▸ Given text
Lorenzo Ossola

Personal information
- Date of birth: 12 February 2007 (age 19)
- Place of birth: Varese, Italy
- Positions: Winger; attacking midfielder;

Team information
- Current team: Milan Futuro

Youth career
- Varese
- AC Milan

Senior career*
- Years: Team / Apps / (Gls)
- 2025–: Milan Futuro (res.) / 24 / (5)

International career^{‡}
- 2025: Italy U18 / 3 / (0)
- 2025–: Italy U19 / 1 / (0)

= Lorenzo Ossola =

Italian footballer (born 2007)

Lorenzo Ossola (born 12 February 2007) is an Italian professional footballer who plays as a winger and attacking midfielder for club Milan Futuro, the reserve team of club AC Milan. He is an Italian youth international.

==Club career==
He was born in Varese, Italy, and started his youth career with the academy of his hometown club Varese Calcio, later joining the academy of AC Milan.

▸ Extracted material
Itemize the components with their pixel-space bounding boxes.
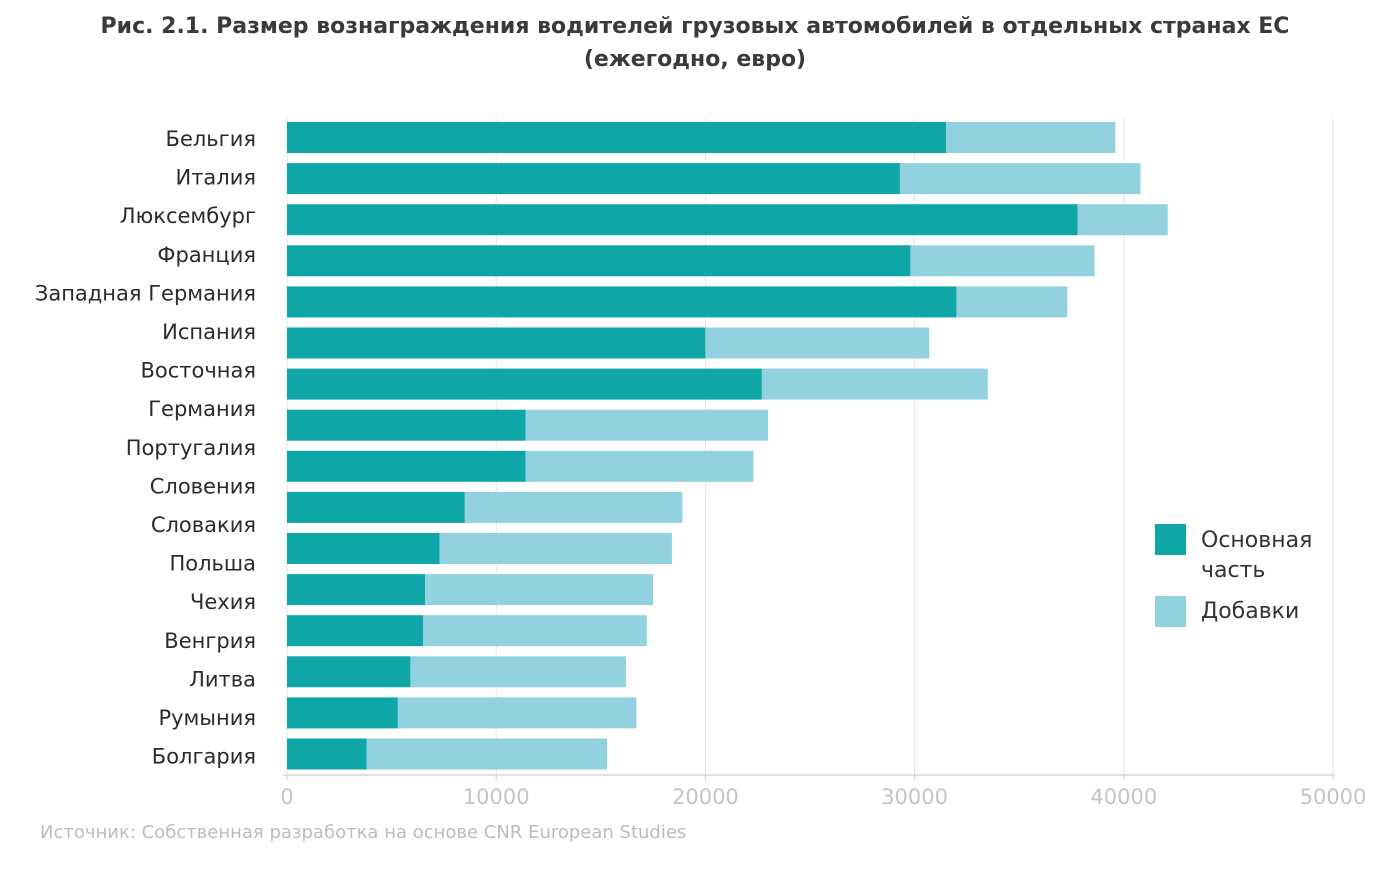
bar-segment-osnovnaya [287, 574, 426, 606]
x-tick-label: 10000 [463, 785, 530, 809]
x-tick-label: 0 [280, 785, 293, 809]
category-label: Италия [175, 166, 256, 190]
category-label: Румыния [158, 706, 256, 730]
legend-label: Основная [1201, 528, 1312, 553]
bar-segment-dobavki [945, 122, 1116, 153]
bar-segment-osnovnaya [287, 615, 423, 647]
title-line-1: Рис. 2.1. Размер вознаграждения водителе… [100, 14, 1290, 39]
bar-segment-osnovnaya [287, 450, 526, 482]
bar-segment-dobavki [525, 409, 769, 441]
category-label: Чехия [190, 590, 256, 614]
bar-segment-dobavki [956, 286, 1068, 318]
legend-label: часть [1201, 558, 1265, 583]
bar-segment-dobavki [397, 697, 637, 729]
bar-segment-dobavki [705, 327, 930, 359]
category-label: Франция [157, 243, 256, 267]
category-label: Люксембург [120, 204, 256, 228]
bar-segment-osnovnaya [287, 656, 411, 688]
category-label: Бельгия [166, 127, 256, 151]
bar-segment-osnovnaya [287, 368, 762, 400]
category-label: Западная Германия [35, 281, 256, 305]
bar-segment-dobavki [1077, 204, 1168, 236]
bar-segment-osnovnaya [287, 409, 526, 441]
bar-segment-osnovnaya [287, 697, 398, 729]
legend-swatch [1155, 524, 1186, 555]
category-label: Литва [189, 667, 256, 691]
legend-label: Добавки [1201, 599, 1299, 624]
category-label: Германия [148, 397, 256, 421]
bar-segment-osnovnaya [287, 122, 946, 153]
bar-segment-osnovnaya [287, 738, 367, 770]
bar-segment-osnovnaya [287, 327, 706, 359]
source-note: Источник: Собственная разработка на осно… [40, 822, 687, 843]
bar-segment-dobavki [464, 491, 683, 523]
category-label: Испания [162, 320, 256, 344]
category-label: Словакия [151, 513, 256, 537]
bar-segment-dobavki [366, 738, 608, 770]
bar-segment-dobavki [425, 574, 654, 606]
title-line-2: (ежегодно, евро) [583, 47, 807, 72]
bar-segment-dobavki [899, 163, 1141, 195]
x-tick-label: 40000 [1090, 785, 1157, 809]
bar-segment-osnovnaya [287, 163, 900, 195]
bar-segment-dobavki [910, 245, 1095, 277]
category-label: Словения [150, 474, 256, 498]
category-label: Болгария [152, 745, 256, 769]
bar-segment-dobavki [525, 450, 754, 482]
bar-segment-dobavki [422, 615, 647, 647]
bar-segment-dobavki [439, 533, 672, 564]
bar-segment-dobavki [761, 368, 988, 400]
x-tick-label: 30000 [881, 785, 948, 809]
bar-segment-osnovnaya [287, 204, 1078, 236]
bar-segment-osnovnaya [287, 245, 911, 277]
chart-title: Рис. 2.1. Размер вознаграждения водителе… [0, 10, 1390, 76]
category-label: Польша [169, 552, 256, 576]
category-label: Венгрия [164, 629, 256, 653]
bar-segment-dobavki [410, 656, 626, 688]
category-label: Восточная [140, 359, 256, 383]
x-tick-label: 20000 [672, 785, 739, 809]
category-label: Португалия [126, 436, 256, 460]
bar-segment-osnovnaya [287, 533, 440, 564]
bar-segment-osnovnaya [287, 491, 465, 523]
bar-segment-osnovnaya [287, 286, 957, 318]
x-tick-label: 50000 [1300, 785, 1367, 809]
legend-swatch [1155, 596, 1186, 627]
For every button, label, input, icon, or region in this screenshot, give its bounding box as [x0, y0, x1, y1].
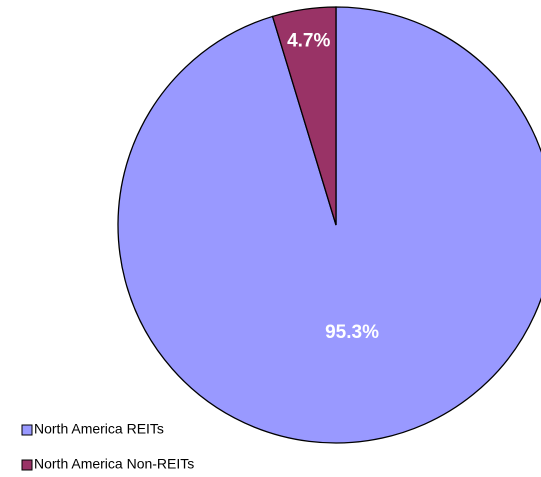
legend-label: North America REITs — [34, 421, 164, 437]
data-label: 4.7% — [287, 31, 330, 52]
legend-swatch — [21, 459, 33, 471]
pie-slice — [271, 6, 337, 226]
legend-swatch — [21, 424, 33, 436]
data-label: 95.3% — [325, 322, 379, 343]
legend-label: North America Non-REITs — [34, 456, 194, 472]
pie-slice — [117, 6, 541, 444]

▸ Directions
Answer these questions using the Lorenzo Ossola profile.
(a) Which club is Milan Futuro the reserve team of?
(b) How many appearances and goals does the profile list for him with Italy U18?
(c) Which club's academy did he start his youth career with?

▸ Result below
(a) AC Milan
(b) 3 appearances and 0 goals
(c) Varese Calcio, his hometown club